# Written instruction:
Write the entries below out again exactly; any picture in them stays out.

Records excerpted from a collection:
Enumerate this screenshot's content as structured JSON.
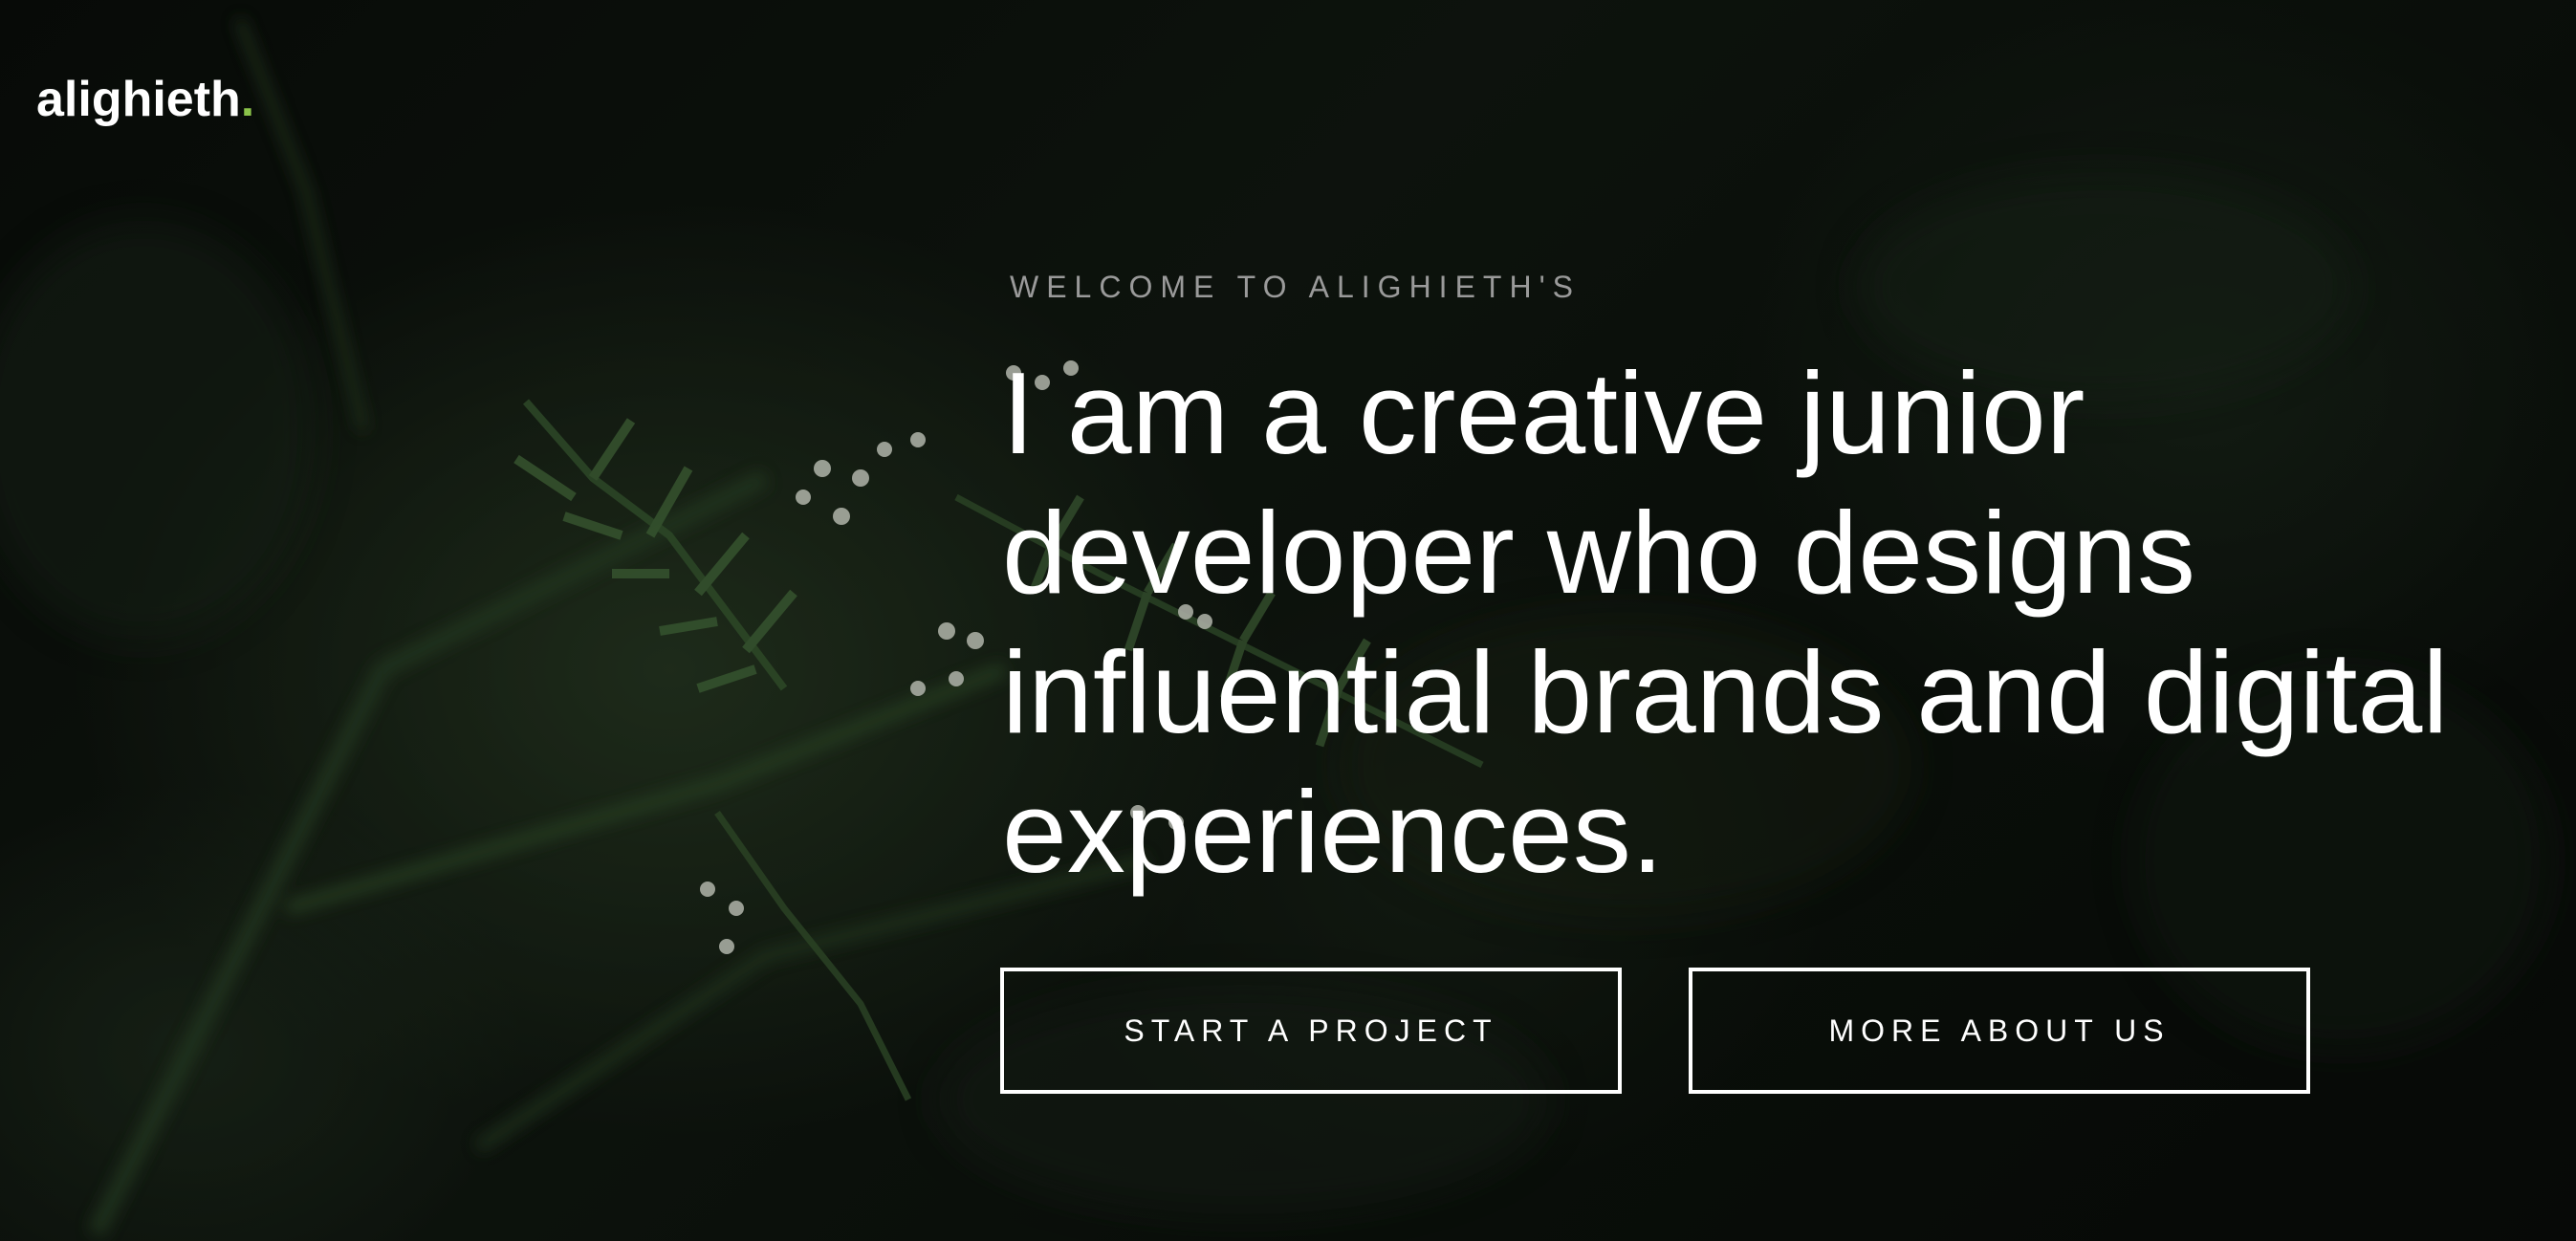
{
  "brand": {
    "name": "alighieth",
    "dot": ".",
    "accent_color": "#8bc34a"
  },
  "hero": {
    "eyebrow": "WELCOME TO ALIGHIETH'S",
    "headline": "I am a creative junior developer who designs influential brands and digital experiences.",
    "background_description_icon": "fern-foliage-photo"
  },
  "actions": {
    "primary_label": "START A PROJECT",
    "secondary_label": "MORE ABOUT US"
  }
}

# The answer:
Enumerate this screenshot's content as structured JSON.
{
  "brand": {
    "name": "alighieth",
    "dot": ".",
    "accent_color": "#8bc34a"
  },
  "hero": {
    "eyebrow": "WELCOME TO ALIGHIETH'S",
    "headline": "I am a creative junior developer who designs influential brands and digital experiences.",
    "background_description_icon": "fern-foliage-photo"
  },
  "actions": {
    "primary_label": "START A PROJECT",
    "secondary_label": "MORE ABOUT US"
  }
}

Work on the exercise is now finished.